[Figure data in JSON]
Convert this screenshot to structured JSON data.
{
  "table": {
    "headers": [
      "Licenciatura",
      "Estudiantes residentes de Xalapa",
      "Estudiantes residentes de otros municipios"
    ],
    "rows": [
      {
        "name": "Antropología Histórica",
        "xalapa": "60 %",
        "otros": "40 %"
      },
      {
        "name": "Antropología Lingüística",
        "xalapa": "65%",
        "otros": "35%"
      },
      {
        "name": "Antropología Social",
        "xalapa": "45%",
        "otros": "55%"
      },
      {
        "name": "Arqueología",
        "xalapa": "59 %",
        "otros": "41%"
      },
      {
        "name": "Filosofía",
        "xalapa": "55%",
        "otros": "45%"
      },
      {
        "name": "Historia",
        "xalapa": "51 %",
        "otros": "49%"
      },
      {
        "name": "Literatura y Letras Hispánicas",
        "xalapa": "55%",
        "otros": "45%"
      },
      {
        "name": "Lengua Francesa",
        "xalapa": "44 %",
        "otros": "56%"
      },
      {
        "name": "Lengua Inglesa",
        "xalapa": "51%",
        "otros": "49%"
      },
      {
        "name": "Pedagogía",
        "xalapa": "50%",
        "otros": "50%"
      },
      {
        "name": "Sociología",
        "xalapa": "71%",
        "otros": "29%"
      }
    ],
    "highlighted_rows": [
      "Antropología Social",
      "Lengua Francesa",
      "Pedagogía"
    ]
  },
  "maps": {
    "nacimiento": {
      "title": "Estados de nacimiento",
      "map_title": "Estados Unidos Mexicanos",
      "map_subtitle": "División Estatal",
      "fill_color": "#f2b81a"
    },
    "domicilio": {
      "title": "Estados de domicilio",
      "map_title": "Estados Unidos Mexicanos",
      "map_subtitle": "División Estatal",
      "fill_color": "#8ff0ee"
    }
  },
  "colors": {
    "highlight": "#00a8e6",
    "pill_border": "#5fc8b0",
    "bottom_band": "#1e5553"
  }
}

Challenge: Where a line of the entries contains the word "domicilio", copy that line.

Response:
    "domicilio": {
      "title": "Estados de domicilio",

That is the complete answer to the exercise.